* Task to carry out
Give the listing below again in full, exactly as written.

* Given records
####################

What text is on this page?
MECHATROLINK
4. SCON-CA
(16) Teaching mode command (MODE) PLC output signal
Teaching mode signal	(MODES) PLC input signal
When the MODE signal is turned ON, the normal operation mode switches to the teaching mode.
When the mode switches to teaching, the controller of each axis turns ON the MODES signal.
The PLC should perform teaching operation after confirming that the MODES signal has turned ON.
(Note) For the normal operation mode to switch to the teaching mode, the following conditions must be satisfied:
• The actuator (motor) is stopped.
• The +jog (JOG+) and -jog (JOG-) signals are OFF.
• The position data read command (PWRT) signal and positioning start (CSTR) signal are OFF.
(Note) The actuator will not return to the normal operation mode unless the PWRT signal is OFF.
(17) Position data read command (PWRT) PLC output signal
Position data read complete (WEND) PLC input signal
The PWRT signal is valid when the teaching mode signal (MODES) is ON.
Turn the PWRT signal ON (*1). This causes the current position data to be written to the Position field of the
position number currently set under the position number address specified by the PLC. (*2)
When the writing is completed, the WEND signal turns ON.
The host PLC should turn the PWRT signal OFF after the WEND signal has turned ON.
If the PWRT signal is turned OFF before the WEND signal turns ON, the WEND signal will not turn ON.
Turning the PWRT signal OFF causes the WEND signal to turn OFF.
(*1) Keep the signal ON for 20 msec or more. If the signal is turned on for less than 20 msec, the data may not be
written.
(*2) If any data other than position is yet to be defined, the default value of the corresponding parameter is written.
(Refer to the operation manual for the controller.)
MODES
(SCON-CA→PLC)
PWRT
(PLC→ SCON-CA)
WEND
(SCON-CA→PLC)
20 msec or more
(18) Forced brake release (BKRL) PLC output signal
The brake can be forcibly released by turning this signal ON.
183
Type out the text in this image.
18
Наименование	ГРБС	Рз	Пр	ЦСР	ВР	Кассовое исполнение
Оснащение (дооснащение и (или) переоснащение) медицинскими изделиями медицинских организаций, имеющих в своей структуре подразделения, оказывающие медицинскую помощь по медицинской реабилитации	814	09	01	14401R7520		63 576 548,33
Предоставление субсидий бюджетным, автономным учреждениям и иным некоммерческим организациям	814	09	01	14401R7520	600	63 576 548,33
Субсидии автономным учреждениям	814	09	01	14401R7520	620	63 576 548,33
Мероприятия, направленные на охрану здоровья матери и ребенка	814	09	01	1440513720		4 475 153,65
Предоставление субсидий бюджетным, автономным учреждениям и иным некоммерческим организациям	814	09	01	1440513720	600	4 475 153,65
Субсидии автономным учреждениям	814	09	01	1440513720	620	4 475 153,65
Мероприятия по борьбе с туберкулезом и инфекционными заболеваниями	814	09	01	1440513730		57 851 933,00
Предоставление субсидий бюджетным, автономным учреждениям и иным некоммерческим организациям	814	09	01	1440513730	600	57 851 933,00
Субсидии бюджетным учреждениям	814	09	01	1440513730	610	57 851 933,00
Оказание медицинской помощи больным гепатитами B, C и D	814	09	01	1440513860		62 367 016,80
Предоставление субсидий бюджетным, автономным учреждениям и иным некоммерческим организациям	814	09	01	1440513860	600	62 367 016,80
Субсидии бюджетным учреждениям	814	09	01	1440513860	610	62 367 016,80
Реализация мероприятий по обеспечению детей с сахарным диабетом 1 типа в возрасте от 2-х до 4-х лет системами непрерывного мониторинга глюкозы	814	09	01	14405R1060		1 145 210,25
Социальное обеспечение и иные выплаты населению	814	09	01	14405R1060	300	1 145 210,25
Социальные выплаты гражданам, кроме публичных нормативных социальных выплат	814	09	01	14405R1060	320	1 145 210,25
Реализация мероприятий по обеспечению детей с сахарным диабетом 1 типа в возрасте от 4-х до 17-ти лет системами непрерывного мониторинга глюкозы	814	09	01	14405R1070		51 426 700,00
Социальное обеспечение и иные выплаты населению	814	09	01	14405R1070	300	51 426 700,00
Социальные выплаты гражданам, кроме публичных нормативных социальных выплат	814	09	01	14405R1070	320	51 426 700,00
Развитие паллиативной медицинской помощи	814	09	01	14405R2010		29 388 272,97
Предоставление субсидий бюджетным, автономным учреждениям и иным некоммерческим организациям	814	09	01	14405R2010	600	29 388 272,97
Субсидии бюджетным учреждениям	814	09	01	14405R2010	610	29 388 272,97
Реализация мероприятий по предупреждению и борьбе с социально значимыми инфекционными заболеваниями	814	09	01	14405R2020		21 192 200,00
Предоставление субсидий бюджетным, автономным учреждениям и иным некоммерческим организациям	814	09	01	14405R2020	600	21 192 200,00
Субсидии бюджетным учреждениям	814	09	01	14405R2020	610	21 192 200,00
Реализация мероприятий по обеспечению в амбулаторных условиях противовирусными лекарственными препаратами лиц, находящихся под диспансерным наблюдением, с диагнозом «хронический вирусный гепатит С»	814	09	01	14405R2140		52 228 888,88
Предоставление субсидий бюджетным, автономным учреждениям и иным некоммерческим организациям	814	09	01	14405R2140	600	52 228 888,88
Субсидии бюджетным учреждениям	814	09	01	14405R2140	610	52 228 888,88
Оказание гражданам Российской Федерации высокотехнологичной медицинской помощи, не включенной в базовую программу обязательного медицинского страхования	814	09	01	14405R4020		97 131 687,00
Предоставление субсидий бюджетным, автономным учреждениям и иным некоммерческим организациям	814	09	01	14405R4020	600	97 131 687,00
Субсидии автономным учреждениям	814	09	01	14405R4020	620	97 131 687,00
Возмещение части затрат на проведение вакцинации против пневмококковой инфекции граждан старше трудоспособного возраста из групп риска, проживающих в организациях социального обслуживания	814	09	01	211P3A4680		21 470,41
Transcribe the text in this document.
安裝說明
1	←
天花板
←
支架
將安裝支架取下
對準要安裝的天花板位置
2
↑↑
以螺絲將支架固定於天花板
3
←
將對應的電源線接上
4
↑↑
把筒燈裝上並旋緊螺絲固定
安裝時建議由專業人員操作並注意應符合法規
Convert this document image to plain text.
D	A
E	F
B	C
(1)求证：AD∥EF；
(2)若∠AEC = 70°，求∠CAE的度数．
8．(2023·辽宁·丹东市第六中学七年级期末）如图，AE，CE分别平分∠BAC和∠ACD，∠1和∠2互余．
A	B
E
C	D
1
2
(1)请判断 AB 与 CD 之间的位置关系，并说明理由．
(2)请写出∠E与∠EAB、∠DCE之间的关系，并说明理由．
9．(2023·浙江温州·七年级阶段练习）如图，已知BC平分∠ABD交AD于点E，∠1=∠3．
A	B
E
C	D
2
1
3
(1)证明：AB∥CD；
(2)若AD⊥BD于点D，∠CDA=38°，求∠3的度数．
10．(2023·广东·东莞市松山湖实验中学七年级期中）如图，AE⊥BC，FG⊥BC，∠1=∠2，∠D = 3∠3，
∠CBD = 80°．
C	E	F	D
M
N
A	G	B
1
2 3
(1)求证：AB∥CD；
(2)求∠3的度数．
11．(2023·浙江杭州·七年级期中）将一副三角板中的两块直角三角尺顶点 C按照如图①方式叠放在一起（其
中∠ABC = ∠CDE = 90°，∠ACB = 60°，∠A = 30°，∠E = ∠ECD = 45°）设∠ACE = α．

####################

* Exercise output
What text is on this page?
MECHATROLINK
4. SCON-CA
(16) Teaching mode command (MODE) PLC output signal
Teaching mode signal	(MODES) PLC input signal
When the MODE signal is turned ON, the normal operation mode switches to the teaching mode.
When the mode switches to teaching, the controller of each axis turns ON the MODES signal.
The PLC should perform teaching operation after confirming that the MODES signal has turned ON.
(Note) For the normal operation mode to switch to the teaching mode, the following conditions must be satisfied:
• The actuator (motor) is stopped.
• The +jog (JOG+) and -jog (JOG-) signals are OFF.
• The position data read command (PWRT) signal and positioning start (CSTR) signal are OFF.
(Note) The actuator will not return to the normal operation mode unless the PWRT signal is OFF.
(17) Position data read command (PWRT) PLC output signal
Position data read complete (WEND) PLC input signal
The PWRT signal is valid when the teaching mode signal (MODES) is ON.
Turn the PWRT signal ON (*1). This causes the current position data to be written to the Position field of the
position number currently set under the position number address specified by the PLC. (*2)
When the writing is completed, the WEND signal turns ON.
The host PLC should turn the PWRT signal OFF after the WEND signal has turned ON.
If the PWRT signal is turned OFF before the WEND signal turns ON, the WEND signal will not turn ON.
Turning the PWRT signal OFF causes the WEND signal to turn OFF.
(*1) Keep the signal ON for 20 msec or more. If the signal is turned on for less than 20 msec, the data may not be
written.
(*2) If any data other than position is yet to be defined, the default value of the corresponding parameter is written.
(Refer to the operation manual for the controller.)
MODES
(SCON-CA→PLC)
PWRT
(PLC→ SCON-CA)
WEND
(SCON-CA→PLC)
20 msec or more
(18) Forced brake release (BKRL) PLC output signal
The brake can be forcibly released by turning this signal ON.
183
Type out the text in this image.
18
Наименование	ГРБС	Рз	Пр	ЦСР	ВР	Кассовое исполнение
Оснащение (дооснащение и (или) переоснащение) медицинскими изделиями медицинских организаций, имеющих в своей структуре подразделения, оказывающие медицинскую помощь по медицинской реабилитации	814	09	01	14401R7520		63 576 548,33
Предоставление субсидий бюджетным, автономным учреждениям и иным некоммерческим организациям	814	09	01	14401R7520	600	63 576 548,33
Субсидии автономным учреждениям	814	09	01	14401R7520	620	63 576 548,33
Мероприятия, направленные на охрану здоровья матери и ребенка	814	09	01	1440513720		4 475 153,65
Предоставление субсидий бюджетным, автономным учреждениям и иным некоммерческим организациям	814	09	01	1440513720	600	4 475 153,65
Субсидии автономным учреждениям	814	09	01	1440513720	620	4 475 153,65
Мероприятия по борьбе с туберкулезом и инфекционными заболеваниями	814	09	01	1440513730		57 851 933,00
Предоставление субсидий бюджетным, автономным учреждениям и иным некоммерческим организациям	814	09	01	1440513730	600	57 851 933,00
Субсидии бюджетным учреждениям	814	09	01	1440513730	610	57 851 933,00
Оказание медицинской помощи больным гепатитами B, C и D	814	09	01	1440513860		62 367 016,80
Предоставление субсидий бюджетным, автономным учреждениям и иным некоммерческим организациям	814	09	01	1440513860	600	62 367 016,80
Субсидии бюджетным учреждениям	814	09	01	1440513860	610	62 367 016,80
Реализация мероприятий по обеспечению детей с сахарным диабетом 1 типа в возрасте от 2-х до 4-х лет системами непрерывного мониторинга глюкозы	814	09	01	14405R1060		1 145 210,25
Социальное обеспечение и иные выплаты населению	814	09	01	14405R1060	300	1 145 210,25
Социальные выплаты гражданам, кроме публичных нормативных социальных выплат	814	09	01	14405R1060	320	1 145 210,25
Реализация мероприятий по обеспечению детей с сахарным диабетом 1 типа в возрасте от 4-х до 17-ти лет системами непрерывного мониторинга глюкозы	814	09	01	14405R1070		51 426 700,00
Социальное обеспечение и иные выплаты населению	814	09	01	14405R1070	300	51 426 700,00
Социальные выплаты гражданам, кроме публичных нормативных социальных выплат	814	09	01	14405R1070	320	51 426 700,00
Развитие паллиативной медицинской помощи	814	09	01	14405R2010		29 388 272,97
Предоставление субсидий бюджетным, автономным учреждениям и иным некоммерческим организациям	814	09	01	14405R2010	600	29 388 272,97
Субсидии бюджетным учреждениям	814	09	01	14405R2010	610	29 388 272,97
Реализация мероприятий по предупреждению и борьбе с социально значимыми инфекционными заболеваниями	814	09	01	14405R2020		21 192 200,00
Предоставление субсидий бюджетным, автономным учреждениям и иным некоммерческим организациям	814	09	01	14405R2020	600	21 192 200,00
Субсидии бюджетным учреждениям	814	09	01	14405R2020	610	21 192 200,00
Реализация мероприятий по обеспечению в амбулаторных условиях противовирусными лекарственными препаратами лиц, находящихся под диспансерным наблюдением, с диагнозом «хронический вирусный гепатит С»	814	09	01	14405R2140		52 228 888,88
Предоставление субсидий бюджетным, автономным учреждениям и иным некоммерческим организациям	814	09	01	14405R2140	600	52 228 888,88
Субсидии бюджетным учреждениям	814	09	01	14405R2140	610	52 228 888,88
Оказание гражданам Российской Федерации высокотехнологичной медицинской помощи, не включенной в базовую программу обязательного медицинского страхования	814	09	01	14405R4020		97 131 687,00
Предоставление субсидий бюджетным, автономным учреждениям и иным некоммерческим организациям	814	09	01	14405R4020	600	97 131 687,00
Субсидии автономным учреждениям	814	09	01	14405R4020	620	97 131 687,00
Возмещение части затрат на проведение вакцинации против пневмококковой инфекции граждан старше трудоспособного возраста из групп риска, проживающих в организациях социального обслуживания	814	09	01	211P3A4680		21 470,41
Transcribe the text in this document.
安裝說明
1	←
天花板
←
支架
將安裝支架取下
對準要安裝的天花板位置
2
↑↑
以螺絲將支架固定於天花板
3
←
將對應的電源線接上
4
↑↑
把筒燈裝上並旋緊螺絲固定
安裝時建議由專業人員操作並注意應符合法規
Convert this document image to plain text.
D	A
E	F
B	C
(1)求证：AD∥EF；
(2)若∠AEC = 70°，求∠CAE的度数．
8．(2023·辽宁·丹东市第六中学七年级期末）如图，AE，CE分别平分∠BAC和∠ACD，∠1和∠2互余．
A	B
E
C	D
1
2
(1)请判断 AB 与 CD 之间的位置关系，并说明理由．
(2)请写出∠E与∠EAB、∠DCE之间的关系，并说明理由．
9．(2023·浙江温州·七年级阶段练习）如图，已知BC平分∠ABD交AD于点E，∠1=∠3．
A	B
E
C	D
2
1
3
(1)证明：AB∥CD；
(2)若AD⊥BD于点D，∠CDA=38°，求∠3的度数．
10．(2023·广东·东莞市松山湖实验中学七年级期中）如图，AE⊥BC，FG⊥BC，∠1=∠2，∠D = 3∠3，
∠CBD = 80°．
C	E	F	D
M
N
A	G	B
1
2 3
(1)求证：AB∥CD；
(2)求∠3的度数．
11．(2023·浙江杭州·七年级期中）将一副三角板中的两块直角三角尺顶点 C按照如图①方式叠放在一起（其
中∠ABC = ∠CDE = 90°，∠ACB = 60°，∠A = 30°，∠E = ∠ECD = 45°）设∠ACE = α．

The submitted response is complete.